» WORK ITEM:
Look through the entries below and count every line in which "left" appears; reply with the number only.

» SUPPLIED MATERIAL:
*** Begin section ***

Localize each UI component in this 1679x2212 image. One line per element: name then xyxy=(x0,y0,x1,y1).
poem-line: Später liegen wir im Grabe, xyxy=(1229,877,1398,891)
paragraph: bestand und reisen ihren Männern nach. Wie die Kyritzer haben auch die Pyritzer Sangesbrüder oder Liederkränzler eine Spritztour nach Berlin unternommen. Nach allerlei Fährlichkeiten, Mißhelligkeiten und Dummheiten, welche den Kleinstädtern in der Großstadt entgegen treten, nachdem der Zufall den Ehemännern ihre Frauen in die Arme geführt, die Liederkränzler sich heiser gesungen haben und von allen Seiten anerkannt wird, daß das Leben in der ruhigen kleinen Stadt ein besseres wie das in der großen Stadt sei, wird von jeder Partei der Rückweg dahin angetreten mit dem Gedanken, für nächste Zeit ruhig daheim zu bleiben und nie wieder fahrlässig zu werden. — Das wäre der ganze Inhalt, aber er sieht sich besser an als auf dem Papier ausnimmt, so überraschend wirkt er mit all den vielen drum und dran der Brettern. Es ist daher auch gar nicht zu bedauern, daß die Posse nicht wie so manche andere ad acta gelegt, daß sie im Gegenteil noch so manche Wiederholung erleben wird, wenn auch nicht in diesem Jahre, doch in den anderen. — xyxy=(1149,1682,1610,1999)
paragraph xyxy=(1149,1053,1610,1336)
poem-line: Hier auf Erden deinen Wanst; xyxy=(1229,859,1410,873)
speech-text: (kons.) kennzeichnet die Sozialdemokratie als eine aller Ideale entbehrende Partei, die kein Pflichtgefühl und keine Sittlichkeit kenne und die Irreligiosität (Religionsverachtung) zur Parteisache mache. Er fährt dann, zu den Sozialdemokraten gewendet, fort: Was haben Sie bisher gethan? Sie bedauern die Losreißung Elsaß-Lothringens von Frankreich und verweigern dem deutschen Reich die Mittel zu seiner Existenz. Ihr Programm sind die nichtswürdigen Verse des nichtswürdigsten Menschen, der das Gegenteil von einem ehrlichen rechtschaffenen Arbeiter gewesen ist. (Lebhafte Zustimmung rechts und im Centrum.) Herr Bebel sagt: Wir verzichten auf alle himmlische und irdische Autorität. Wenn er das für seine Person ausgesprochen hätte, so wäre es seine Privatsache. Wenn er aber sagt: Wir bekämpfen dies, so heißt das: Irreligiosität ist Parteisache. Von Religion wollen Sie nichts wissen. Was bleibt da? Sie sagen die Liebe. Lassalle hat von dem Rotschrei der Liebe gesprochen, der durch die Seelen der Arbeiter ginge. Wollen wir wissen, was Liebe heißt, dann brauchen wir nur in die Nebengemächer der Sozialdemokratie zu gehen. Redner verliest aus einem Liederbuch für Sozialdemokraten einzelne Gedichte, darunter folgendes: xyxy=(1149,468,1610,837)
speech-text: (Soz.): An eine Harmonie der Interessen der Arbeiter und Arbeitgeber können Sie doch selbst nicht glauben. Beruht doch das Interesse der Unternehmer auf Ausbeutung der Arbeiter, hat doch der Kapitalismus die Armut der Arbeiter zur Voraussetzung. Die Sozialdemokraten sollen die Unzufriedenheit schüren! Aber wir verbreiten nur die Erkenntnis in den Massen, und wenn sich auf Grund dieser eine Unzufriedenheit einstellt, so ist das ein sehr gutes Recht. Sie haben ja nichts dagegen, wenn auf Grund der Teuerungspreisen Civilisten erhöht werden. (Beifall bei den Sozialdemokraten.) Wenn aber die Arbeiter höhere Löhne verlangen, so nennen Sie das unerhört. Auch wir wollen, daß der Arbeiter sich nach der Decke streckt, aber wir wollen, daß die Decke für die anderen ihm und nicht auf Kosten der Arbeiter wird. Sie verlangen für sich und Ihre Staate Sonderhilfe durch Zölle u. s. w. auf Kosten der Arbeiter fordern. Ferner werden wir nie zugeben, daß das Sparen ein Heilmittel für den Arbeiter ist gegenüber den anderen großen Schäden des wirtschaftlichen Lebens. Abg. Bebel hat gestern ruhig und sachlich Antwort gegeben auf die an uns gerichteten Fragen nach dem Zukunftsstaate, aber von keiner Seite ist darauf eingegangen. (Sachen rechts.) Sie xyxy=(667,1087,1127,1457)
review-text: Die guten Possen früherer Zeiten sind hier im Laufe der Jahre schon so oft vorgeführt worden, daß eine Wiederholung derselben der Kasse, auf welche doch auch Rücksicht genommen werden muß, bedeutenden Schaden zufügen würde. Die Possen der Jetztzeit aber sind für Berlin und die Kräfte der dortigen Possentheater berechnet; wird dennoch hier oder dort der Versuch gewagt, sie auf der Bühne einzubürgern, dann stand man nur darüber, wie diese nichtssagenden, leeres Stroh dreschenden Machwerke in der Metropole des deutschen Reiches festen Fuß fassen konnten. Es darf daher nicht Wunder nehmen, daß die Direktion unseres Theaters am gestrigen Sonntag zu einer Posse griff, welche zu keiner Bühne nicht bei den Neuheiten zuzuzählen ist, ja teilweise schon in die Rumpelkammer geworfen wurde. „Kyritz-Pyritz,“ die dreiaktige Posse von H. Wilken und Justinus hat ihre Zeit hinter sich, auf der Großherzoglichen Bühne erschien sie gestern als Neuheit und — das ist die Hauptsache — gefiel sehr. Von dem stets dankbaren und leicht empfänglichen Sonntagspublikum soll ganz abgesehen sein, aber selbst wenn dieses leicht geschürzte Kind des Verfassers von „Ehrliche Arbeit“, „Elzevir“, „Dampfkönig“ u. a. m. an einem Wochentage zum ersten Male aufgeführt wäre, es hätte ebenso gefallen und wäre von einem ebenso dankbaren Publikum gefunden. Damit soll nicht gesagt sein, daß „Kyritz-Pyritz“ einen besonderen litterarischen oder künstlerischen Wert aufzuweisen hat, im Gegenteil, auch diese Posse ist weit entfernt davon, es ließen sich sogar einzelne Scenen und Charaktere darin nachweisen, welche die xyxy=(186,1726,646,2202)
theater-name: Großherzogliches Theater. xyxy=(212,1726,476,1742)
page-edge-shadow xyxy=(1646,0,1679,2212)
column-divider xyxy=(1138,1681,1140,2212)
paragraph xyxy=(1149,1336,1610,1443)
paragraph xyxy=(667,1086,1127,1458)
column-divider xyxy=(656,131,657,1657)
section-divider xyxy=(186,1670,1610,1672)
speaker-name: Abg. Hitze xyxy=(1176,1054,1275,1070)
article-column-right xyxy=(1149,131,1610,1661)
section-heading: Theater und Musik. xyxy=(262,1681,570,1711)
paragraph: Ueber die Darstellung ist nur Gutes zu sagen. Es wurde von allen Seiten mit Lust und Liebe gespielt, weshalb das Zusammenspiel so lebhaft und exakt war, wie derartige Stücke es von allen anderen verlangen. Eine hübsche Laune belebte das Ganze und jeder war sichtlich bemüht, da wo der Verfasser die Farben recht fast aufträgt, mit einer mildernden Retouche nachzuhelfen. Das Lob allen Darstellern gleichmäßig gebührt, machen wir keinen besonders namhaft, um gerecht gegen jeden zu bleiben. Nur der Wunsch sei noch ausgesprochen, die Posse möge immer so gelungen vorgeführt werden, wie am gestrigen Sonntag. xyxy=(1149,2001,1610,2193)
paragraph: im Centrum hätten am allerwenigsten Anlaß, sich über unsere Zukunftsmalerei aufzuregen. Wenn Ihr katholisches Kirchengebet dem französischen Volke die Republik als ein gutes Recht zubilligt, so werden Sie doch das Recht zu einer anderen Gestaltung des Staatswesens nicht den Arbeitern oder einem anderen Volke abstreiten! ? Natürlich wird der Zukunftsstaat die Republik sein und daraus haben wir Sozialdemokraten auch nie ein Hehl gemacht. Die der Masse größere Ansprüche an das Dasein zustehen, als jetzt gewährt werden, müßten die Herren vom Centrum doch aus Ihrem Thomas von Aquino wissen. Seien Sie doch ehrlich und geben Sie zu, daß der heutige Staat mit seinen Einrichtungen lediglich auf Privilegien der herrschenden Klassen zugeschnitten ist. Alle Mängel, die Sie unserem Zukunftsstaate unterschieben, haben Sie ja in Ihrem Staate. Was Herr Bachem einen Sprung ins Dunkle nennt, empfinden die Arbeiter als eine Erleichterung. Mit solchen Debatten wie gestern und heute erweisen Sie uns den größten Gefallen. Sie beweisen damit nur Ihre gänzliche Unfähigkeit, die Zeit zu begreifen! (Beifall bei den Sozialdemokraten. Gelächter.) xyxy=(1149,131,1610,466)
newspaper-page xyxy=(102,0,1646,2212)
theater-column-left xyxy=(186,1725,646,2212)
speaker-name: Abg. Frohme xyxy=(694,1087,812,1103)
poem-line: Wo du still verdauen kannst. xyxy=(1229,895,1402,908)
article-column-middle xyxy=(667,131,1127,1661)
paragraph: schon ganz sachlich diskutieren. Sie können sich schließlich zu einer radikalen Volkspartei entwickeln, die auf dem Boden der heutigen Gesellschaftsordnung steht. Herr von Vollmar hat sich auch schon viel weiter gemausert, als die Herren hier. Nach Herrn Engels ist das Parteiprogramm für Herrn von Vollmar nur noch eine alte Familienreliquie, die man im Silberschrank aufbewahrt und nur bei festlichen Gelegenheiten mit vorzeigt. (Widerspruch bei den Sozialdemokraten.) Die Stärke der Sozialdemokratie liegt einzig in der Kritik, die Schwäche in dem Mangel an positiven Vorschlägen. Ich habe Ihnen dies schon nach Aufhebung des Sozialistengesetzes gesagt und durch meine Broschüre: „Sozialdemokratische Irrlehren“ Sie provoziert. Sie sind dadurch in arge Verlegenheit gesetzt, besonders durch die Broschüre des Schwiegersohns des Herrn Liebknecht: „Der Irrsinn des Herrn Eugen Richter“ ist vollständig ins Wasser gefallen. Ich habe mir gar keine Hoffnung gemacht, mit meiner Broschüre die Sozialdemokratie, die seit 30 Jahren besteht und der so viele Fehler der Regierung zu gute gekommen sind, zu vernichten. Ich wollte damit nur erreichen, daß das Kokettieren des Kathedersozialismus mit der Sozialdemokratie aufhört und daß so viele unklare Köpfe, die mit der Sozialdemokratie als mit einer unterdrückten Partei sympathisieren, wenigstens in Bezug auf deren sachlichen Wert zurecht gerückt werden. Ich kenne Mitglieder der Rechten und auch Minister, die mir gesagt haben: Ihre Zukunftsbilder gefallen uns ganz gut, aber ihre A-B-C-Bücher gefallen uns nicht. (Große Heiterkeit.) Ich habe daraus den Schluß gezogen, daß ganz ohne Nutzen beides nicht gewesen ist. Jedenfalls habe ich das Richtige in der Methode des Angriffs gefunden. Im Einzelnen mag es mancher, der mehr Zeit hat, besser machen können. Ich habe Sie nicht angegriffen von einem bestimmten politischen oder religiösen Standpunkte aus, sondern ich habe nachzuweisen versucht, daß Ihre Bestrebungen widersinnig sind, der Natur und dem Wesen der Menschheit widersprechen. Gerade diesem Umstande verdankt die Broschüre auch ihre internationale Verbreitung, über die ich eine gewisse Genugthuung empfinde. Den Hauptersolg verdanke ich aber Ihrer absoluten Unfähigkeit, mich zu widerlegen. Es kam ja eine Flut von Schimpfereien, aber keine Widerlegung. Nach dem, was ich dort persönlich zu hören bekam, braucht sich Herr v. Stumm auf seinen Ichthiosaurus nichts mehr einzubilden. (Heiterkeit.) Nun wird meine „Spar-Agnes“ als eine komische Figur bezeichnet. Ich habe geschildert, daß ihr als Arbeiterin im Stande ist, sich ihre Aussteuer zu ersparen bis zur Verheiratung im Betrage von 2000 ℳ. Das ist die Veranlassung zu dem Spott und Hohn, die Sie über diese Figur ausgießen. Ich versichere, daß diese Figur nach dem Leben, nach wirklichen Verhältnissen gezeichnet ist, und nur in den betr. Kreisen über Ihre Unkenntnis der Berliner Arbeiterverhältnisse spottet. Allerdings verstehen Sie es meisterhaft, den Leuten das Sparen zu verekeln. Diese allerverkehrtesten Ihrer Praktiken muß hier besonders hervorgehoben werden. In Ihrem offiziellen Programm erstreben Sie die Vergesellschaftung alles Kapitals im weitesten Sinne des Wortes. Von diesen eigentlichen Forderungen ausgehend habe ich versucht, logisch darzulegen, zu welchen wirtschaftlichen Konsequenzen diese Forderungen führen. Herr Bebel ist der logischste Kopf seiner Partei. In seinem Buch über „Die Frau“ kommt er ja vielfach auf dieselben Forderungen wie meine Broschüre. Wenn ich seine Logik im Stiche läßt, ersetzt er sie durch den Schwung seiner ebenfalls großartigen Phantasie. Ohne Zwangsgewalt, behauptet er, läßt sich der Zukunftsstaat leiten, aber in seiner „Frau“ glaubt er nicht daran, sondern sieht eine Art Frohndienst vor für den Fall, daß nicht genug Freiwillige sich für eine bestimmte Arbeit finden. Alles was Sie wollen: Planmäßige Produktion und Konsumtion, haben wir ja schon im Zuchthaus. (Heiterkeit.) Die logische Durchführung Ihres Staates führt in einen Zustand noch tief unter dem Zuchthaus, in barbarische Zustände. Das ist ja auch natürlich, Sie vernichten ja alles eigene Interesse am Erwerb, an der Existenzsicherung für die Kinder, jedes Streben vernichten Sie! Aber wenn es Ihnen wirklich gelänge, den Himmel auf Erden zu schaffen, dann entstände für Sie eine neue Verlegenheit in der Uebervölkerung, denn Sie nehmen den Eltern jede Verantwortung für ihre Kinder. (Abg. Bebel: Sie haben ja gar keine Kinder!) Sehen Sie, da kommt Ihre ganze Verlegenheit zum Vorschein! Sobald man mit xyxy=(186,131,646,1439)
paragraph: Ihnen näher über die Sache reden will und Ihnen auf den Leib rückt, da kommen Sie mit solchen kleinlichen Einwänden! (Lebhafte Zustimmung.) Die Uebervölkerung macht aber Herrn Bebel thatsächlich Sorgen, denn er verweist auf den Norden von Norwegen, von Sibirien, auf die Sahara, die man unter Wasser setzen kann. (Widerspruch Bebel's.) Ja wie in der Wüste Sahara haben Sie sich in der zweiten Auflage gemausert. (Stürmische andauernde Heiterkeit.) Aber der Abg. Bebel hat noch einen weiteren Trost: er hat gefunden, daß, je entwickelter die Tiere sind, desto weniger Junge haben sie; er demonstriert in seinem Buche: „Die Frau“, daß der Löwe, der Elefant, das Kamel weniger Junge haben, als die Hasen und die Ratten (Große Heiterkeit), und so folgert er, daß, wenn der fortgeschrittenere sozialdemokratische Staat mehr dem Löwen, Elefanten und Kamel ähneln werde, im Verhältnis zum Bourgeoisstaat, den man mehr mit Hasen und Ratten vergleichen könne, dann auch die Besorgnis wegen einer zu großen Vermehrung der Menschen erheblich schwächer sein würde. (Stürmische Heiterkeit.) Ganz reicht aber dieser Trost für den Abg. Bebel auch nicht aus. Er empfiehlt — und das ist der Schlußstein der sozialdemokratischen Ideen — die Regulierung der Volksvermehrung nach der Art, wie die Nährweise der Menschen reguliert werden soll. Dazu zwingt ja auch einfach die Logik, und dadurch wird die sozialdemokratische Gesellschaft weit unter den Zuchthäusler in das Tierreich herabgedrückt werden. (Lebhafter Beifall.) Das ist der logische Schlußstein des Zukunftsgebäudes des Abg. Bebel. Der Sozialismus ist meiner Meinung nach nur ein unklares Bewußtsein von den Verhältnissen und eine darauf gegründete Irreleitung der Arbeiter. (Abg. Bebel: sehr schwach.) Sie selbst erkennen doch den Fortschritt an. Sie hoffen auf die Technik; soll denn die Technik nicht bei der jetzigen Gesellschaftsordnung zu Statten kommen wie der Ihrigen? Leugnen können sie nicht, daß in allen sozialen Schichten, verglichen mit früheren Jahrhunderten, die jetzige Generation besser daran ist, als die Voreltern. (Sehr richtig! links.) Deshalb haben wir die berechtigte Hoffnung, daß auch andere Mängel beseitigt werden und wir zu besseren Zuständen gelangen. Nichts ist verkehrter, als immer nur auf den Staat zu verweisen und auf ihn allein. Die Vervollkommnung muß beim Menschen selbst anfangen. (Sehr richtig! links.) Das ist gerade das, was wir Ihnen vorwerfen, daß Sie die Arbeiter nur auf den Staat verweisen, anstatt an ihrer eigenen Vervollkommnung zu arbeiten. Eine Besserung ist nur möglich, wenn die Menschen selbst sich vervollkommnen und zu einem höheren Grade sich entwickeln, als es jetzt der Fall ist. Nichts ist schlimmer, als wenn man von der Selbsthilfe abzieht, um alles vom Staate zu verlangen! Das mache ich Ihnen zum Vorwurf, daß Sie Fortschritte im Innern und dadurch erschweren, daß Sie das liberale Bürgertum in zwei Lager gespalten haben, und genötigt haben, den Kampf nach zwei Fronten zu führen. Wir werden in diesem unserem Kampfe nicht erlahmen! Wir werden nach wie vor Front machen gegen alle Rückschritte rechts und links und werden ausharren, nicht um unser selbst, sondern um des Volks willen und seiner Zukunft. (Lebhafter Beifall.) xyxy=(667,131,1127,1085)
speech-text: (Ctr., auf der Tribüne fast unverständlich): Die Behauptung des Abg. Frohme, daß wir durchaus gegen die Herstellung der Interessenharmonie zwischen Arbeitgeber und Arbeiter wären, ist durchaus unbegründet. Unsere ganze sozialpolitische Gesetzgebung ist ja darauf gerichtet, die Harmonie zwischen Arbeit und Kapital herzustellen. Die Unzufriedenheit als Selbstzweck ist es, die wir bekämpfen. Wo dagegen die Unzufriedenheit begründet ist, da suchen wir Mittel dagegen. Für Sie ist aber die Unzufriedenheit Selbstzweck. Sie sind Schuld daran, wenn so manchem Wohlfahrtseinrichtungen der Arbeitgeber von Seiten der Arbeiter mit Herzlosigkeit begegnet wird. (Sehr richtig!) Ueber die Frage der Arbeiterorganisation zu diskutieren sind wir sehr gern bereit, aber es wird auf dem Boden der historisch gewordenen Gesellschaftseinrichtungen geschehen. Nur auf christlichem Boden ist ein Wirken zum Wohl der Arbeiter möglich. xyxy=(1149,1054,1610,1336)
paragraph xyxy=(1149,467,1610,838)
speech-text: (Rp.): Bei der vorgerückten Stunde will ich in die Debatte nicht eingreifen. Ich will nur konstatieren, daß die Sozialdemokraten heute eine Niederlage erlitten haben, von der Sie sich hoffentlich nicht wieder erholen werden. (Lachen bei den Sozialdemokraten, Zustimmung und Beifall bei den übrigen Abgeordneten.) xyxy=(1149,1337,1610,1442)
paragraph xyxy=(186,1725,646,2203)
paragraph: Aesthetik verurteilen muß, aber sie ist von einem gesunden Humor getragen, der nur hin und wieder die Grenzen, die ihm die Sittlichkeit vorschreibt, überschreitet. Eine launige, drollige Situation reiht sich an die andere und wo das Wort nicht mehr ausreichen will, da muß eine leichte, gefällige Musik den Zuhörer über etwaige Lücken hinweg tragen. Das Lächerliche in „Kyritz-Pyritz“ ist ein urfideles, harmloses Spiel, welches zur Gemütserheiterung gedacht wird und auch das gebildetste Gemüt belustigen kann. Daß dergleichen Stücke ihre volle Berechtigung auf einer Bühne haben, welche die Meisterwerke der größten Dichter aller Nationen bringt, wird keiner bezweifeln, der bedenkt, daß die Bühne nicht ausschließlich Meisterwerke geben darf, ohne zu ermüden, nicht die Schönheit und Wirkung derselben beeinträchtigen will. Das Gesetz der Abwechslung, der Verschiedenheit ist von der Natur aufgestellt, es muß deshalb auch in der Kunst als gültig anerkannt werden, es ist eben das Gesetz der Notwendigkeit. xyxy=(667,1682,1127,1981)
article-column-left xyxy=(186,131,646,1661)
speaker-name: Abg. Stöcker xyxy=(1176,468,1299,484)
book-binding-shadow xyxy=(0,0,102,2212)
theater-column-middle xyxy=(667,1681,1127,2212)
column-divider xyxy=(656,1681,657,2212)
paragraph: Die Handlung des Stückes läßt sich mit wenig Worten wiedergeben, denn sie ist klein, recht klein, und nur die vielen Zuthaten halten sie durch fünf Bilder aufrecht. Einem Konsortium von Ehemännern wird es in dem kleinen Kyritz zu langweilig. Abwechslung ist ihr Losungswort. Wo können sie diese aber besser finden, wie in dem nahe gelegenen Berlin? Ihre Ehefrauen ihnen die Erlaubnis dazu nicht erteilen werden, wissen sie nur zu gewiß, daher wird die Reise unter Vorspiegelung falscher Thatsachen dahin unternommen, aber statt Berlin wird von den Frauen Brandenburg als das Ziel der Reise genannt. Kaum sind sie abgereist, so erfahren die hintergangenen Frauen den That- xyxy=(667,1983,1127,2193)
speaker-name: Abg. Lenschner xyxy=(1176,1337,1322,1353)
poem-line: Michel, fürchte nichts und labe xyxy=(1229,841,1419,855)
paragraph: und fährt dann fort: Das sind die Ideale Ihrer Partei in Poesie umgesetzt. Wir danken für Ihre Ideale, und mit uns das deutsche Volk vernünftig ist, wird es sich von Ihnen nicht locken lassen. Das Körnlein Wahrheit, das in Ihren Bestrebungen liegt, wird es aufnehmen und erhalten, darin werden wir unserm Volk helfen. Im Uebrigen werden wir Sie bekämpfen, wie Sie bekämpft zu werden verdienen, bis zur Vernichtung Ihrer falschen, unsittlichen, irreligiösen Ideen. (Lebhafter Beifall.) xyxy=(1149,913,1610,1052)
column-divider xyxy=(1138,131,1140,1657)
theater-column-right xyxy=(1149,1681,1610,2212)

*** End section ***

» RESPONSE TO THIS TASK:
2